_TO DO_
(1) From the Matrix Audio HPA-2C review, extract the stretch from "The build quality" through "class A amplifier." word for word.
(2) List every accessory that the Matrix Audio HPA-2C review says is included with the unit.

_READING PASSAGE_
· · · · ·

Review: Matrix Audio HPA-2C Desktop Amp/DAC Combo

Firstly I would like to thank Matrix Audio for sending me this sample to review, in exchange for my honest opinion. I always try to write honest reviews, this unit received over 50hrs of burn-in before reviewing, no differences were noted.

Gear Used:
Dell XPS 15 / Audio Opus #1 > Matrix Quattro II DAC > Matrix HPA-2C
Dell XPS 15 > Matrix HPA-2C
Headphones: Fischer Audio FA-003ti W / Fostex T50rp Mk3 / Fostex TH-500rp (IEM’s more on that later)


Tech Specs:
A comprehensive list can be found on the Matrix Website: http://www.matrix-digi.com/en/specifications/102/index.html
MSRP: $289


Packaging, Build Quality and Accessories:
The HPA-2C comes in the standard White Matrix Audio box, it is made of quality cardboard and has a good finish, albeit plain. This is a device you will have read about or seen rather than needing the packaging to sell it, because of this no specs or images are needed on the box. Inside the box you get the HPA-2C very well padded in a foam insert, along with the accessories and instructions. The device is well packaged being held with foam, and also the device has a thin protective pouch over it. Overall the packaging is plain, but very well made and serves it purpose of getting the product to you undamaged, even when handled by the worst of couriers.


The build quality is superb, I didn’t find any blemishes on my unit, the finish is a neat matte black and everything fits together very nicely. All the inputs and outputs are gold plated and of excellent quality, the headphone socket is tight, the volume knob rotates every so smoothly. It all feels very sleek, smooth and solid. The full metal design with small opening on the sides also help keep the unit cool, and it only gets a little warm when being used, considering it is a class A amplifier.

Accessories included are the power cable, which is a standard 3 pin kettle lead, a USB cable, manual and CD which includes the driver. All in all you get everything you need to get it up and running.


Functionality and Setup:
The main improvement Matrix have done is add a high quality DAC to the HPA-2 amp as standard, not longer having it as an optional extra. The HPA-2C can be used as a pre-amp for a stereo setup, as a headphone amp only and as a DAC/Amp combo, you can also use it as just a DAC but the volume control controls the RCA output level, so as a DAC it doesn’t have a fixed line level out.
This amp has 2 gain settings, however I have never needed high gain, it is only really needed for very hard to drive headphones.

Setup was nice and easy, I am using windows 10 and just installed the driver and it was simple to setup and use.

· · · · ·

Element boundary data
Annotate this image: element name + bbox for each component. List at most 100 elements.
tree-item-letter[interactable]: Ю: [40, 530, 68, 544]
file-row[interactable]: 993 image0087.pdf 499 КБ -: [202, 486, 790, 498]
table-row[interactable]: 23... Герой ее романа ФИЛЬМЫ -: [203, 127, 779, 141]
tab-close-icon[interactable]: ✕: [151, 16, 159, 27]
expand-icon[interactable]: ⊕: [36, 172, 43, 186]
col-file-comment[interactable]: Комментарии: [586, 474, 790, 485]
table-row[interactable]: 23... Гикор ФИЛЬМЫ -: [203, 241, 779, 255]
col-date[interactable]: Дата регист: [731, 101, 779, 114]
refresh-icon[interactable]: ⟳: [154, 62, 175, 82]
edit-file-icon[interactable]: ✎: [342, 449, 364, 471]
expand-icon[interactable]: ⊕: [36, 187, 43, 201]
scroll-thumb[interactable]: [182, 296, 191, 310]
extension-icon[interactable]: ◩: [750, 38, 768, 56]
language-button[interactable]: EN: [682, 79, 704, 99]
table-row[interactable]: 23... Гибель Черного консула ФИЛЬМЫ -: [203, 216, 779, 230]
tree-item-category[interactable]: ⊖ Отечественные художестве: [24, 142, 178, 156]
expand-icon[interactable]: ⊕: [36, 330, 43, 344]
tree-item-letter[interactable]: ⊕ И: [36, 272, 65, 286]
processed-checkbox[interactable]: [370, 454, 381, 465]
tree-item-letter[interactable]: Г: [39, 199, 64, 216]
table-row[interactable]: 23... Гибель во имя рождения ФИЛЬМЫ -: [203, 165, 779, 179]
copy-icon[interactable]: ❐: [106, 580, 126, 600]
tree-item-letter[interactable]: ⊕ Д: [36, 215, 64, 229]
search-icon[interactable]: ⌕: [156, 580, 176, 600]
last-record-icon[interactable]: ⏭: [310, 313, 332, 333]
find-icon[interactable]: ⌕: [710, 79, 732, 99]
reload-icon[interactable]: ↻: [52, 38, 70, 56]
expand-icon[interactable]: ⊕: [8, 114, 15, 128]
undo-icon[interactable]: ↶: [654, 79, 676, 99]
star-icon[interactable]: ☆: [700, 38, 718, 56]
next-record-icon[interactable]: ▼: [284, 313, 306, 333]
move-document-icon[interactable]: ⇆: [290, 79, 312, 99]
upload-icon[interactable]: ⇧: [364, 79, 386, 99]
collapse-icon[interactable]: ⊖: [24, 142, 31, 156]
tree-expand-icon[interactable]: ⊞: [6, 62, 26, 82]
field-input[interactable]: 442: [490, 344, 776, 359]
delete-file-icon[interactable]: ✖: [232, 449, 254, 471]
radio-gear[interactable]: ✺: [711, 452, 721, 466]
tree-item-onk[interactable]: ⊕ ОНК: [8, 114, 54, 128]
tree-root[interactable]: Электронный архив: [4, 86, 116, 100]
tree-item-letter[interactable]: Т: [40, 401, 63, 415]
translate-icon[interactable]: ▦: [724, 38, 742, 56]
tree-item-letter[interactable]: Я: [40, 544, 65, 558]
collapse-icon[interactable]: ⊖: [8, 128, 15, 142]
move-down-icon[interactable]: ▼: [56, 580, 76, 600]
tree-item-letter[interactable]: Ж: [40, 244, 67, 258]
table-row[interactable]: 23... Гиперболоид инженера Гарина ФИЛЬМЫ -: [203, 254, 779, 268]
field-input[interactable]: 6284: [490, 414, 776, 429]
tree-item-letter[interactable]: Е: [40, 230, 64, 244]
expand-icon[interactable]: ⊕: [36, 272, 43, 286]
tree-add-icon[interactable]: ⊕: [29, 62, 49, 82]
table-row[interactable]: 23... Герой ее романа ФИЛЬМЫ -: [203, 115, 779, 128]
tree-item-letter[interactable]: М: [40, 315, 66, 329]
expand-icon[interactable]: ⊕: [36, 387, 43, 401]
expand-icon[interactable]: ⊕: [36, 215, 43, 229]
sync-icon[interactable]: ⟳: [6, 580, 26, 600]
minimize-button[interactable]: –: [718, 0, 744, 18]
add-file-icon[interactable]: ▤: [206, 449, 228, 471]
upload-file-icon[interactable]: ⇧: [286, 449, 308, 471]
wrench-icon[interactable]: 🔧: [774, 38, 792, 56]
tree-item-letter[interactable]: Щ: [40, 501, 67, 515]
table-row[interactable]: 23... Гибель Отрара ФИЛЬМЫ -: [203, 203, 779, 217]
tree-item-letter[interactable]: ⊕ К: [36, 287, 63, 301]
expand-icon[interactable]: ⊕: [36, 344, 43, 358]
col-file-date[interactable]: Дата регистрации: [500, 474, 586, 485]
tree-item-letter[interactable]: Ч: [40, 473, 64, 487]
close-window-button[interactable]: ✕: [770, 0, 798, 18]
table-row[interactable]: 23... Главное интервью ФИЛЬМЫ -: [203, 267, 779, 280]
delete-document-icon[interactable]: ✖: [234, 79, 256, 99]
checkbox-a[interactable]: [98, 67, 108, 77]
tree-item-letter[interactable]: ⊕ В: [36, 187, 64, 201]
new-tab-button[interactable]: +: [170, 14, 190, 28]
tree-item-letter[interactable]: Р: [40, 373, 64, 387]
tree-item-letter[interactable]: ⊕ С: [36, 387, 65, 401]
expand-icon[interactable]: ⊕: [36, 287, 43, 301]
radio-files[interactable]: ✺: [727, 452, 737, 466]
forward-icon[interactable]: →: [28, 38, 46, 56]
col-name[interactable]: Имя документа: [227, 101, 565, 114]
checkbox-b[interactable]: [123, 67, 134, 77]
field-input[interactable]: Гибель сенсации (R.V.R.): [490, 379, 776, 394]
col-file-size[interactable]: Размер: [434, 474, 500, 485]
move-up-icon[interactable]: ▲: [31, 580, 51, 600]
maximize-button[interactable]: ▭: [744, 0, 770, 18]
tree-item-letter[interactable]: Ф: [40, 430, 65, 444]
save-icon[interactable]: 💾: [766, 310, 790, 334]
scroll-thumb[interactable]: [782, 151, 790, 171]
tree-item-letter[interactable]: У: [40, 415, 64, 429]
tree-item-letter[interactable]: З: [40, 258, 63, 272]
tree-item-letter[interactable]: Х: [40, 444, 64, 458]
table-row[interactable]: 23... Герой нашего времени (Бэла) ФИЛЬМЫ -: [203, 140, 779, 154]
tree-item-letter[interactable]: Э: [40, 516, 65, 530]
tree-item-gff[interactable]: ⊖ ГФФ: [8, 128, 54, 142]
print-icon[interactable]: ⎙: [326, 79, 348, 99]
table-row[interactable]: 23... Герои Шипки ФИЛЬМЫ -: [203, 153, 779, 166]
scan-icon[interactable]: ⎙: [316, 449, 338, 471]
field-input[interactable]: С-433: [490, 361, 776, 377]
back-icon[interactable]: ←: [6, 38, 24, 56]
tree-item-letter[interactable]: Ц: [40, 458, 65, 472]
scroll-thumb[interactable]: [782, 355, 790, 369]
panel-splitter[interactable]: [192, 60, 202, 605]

· · · · ·

_OUTPUTS_
(1)
The build quality is superb, I didn’t find any blemishes on my unit, the finish is a neat matte black and everything fits together very nicely. All the inputs and outputs are gold plated and of excellent quality, the headphone socket is tight, the volume knob rotates every so smoothly. It all feels very sleek, smooth and solid. The full metal design with small opening on the sides also help keep the unit cool, and it only gets a little warm when being used, considering it is a class A amplifier.

(2)
- Power cable (a standard 3 pin kettle lead)
- USB cable
- Manual
- CD that includes the driver